#### [GIVEN PROBLEM]
Count how many lines have the word "Needles" in them. Reply with that number by itself.

☆ ☆ ☆ ☆ ☆ ☆ ☆

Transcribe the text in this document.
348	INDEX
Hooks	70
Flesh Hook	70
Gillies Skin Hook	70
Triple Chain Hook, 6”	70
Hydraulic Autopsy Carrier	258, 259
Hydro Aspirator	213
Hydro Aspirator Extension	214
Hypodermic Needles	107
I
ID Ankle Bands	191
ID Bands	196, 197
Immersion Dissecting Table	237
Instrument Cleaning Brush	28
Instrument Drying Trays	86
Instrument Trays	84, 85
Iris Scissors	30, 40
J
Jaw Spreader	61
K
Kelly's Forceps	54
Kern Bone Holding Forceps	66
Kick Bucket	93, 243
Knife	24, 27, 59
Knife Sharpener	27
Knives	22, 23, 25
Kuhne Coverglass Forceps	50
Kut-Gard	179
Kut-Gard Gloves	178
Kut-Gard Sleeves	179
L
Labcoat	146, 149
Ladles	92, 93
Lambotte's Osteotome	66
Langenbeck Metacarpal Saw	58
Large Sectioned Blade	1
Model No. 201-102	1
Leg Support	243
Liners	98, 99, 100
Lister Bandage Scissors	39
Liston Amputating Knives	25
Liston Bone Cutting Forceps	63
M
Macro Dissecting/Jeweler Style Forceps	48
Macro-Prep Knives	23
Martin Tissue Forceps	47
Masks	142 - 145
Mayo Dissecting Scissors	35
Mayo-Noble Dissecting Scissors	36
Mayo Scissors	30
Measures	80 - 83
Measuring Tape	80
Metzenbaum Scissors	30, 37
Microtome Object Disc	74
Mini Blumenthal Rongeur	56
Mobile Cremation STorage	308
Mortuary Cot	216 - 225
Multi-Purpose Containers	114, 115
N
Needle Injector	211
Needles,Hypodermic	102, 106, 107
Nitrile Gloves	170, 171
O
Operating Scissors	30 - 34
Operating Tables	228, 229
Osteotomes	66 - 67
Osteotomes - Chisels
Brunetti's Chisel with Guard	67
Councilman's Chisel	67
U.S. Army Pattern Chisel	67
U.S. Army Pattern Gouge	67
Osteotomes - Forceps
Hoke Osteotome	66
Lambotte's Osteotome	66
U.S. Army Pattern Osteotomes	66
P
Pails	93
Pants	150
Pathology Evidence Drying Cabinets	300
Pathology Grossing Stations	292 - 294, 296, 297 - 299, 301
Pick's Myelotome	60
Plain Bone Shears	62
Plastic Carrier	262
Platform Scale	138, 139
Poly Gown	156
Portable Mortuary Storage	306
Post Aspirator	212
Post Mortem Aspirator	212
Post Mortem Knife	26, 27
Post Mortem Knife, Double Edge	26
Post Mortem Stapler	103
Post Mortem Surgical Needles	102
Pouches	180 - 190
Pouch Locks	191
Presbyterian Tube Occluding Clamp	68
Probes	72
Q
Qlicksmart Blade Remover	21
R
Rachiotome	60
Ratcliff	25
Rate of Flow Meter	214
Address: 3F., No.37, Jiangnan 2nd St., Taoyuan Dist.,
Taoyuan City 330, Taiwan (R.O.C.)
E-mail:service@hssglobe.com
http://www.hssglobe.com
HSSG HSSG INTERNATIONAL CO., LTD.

☆ ☆ ☆ ☆ ☆ ☆ ☆

#### [EXERCISE SOLUTION]
3